* AIM OF THE EXERCISE
Of all the lines in the material below, how many include the string "document"? Give the number only.

┌─ DATASET ROWS

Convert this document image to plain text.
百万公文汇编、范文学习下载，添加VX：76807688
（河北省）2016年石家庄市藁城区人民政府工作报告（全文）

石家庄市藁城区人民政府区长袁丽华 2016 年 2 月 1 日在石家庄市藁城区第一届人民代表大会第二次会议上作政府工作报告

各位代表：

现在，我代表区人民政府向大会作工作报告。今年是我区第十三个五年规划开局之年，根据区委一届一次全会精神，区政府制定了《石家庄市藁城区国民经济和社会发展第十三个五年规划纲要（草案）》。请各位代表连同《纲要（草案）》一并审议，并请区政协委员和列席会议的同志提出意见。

└─
┌─ DATASET ROWS

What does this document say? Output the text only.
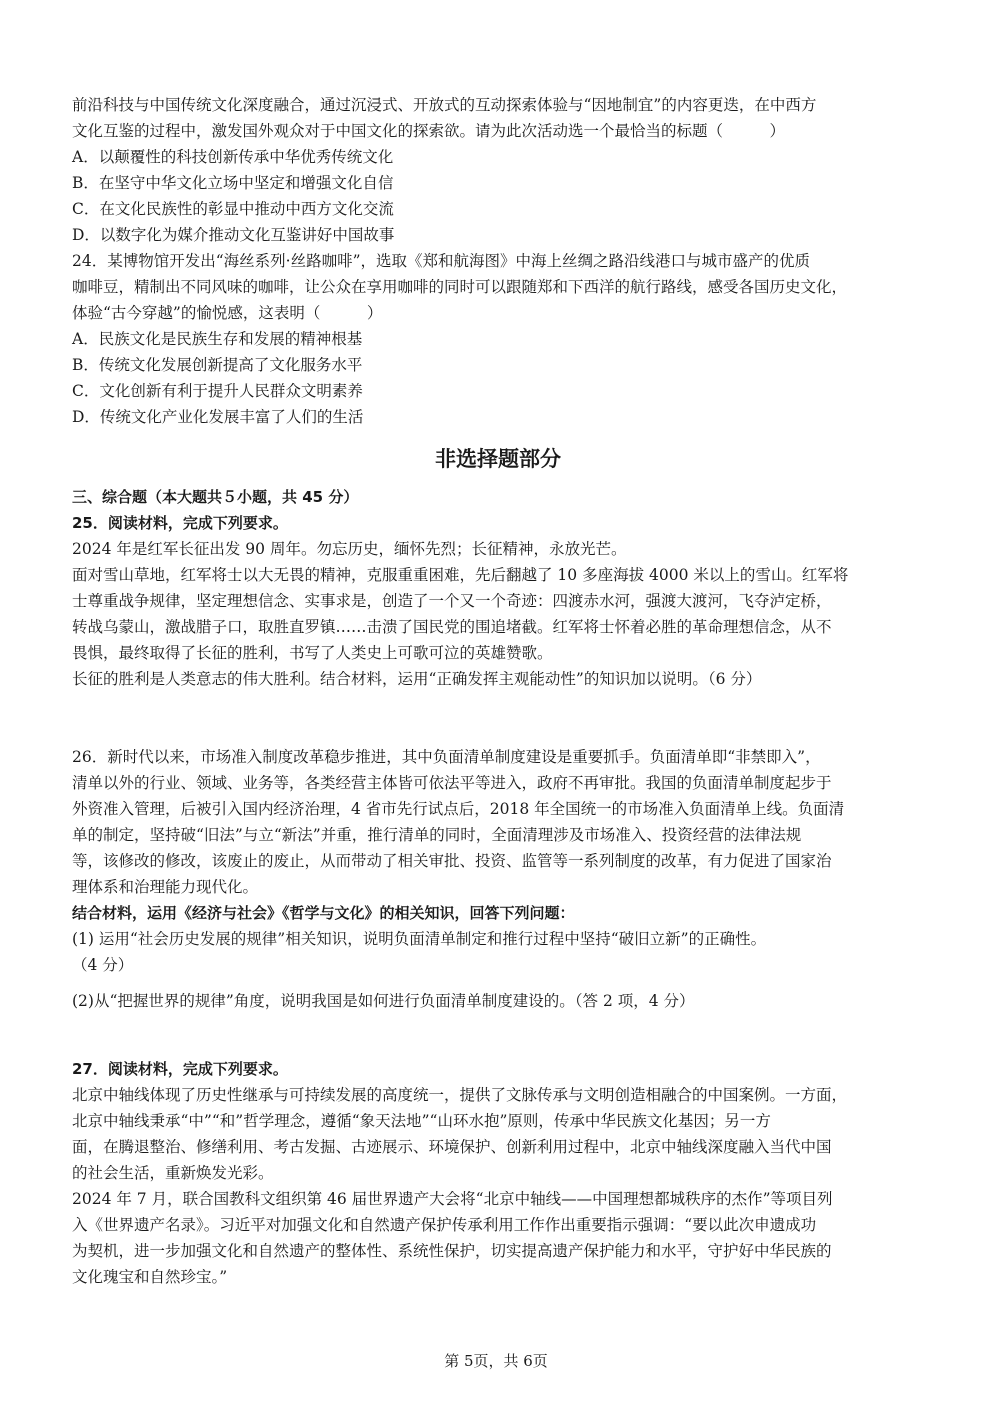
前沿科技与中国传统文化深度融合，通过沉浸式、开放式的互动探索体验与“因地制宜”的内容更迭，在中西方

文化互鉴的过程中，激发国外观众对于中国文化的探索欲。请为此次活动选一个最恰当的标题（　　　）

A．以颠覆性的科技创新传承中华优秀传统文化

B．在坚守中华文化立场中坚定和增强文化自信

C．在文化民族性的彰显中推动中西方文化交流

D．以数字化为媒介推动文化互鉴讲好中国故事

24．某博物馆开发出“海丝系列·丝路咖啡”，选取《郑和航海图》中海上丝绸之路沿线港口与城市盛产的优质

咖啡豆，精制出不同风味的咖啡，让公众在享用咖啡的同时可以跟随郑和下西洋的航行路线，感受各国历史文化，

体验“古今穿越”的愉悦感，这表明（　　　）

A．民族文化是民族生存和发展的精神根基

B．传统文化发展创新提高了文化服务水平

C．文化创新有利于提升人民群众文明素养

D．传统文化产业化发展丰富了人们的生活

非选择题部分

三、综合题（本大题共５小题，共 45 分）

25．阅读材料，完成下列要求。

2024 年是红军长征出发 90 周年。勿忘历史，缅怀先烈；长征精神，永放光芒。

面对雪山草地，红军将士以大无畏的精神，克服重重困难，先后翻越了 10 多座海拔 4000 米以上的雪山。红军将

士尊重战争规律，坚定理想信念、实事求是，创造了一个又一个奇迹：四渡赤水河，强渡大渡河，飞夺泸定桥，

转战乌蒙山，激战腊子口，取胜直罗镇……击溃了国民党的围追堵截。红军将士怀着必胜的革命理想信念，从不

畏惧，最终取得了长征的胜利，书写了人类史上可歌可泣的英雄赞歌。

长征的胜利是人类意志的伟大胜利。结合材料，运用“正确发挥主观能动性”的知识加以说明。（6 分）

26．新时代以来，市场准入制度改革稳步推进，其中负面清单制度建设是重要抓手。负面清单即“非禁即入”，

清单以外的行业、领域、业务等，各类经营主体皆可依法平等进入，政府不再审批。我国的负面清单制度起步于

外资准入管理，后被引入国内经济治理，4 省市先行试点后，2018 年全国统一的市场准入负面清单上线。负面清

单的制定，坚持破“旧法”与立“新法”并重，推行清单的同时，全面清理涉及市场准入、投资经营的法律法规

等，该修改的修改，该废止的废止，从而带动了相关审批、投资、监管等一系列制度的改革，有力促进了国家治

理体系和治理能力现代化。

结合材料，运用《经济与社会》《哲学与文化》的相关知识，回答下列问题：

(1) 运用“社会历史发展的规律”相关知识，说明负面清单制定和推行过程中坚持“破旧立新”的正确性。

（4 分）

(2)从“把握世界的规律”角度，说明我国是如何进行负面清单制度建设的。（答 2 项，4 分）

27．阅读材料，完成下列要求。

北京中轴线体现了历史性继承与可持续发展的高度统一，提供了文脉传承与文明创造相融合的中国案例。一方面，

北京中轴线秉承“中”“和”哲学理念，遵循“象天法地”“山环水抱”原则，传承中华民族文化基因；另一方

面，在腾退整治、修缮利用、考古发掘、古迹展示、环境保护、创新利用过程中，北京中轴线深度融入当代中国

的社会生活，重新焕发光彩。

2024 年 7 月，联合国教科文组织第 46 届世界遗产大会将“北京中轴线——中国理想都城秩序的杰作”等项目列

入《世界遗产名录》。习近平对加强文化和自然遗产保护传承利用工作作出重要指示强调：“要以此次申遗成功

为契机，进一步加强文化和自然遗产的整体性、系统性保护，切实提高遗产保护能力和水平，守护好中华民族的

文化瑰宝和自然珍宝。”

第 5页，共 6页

└─
┌─ DATASET ROWS

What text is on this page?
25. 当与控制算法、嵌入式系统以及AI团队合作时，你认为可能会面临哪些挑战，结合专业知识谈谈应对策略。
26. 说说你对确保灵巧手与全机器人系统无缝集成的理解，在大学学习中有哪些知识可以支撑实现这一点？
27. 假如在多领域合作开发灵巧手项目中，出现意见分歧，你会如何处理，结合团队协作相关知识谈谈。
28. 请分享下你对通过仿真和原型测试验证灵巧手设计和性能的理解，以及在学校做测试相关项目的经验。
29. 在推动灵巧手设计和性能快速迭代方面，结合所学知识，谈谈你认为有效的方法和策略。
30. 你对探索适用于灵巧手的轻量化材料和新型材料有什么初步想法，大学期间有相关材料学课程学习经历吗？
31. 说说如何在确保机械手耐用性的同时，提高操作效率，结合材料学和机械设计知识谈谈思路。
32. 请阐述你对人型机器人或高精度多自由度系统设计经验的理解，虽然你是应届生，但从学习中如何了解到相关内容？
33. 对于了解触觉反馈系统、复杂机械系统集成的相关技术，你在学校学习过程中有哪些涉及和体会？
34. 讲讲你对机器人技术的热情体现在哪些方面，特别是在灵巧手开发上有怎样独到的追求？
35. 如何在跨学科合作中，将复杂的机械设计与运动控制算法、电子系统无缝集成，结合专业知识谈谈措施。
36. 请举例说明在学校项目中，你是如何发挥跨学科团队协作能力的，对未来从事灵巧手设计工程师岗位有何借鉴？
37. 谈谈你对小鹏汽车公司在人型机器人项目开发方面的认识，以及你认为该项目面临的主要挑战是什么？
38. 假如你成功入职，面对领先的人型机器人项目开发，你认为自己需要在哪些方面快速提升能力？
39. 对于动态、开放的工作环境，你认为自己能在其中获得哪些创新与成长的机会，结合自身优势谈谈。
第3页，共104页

└─

* THE SOLUTION
2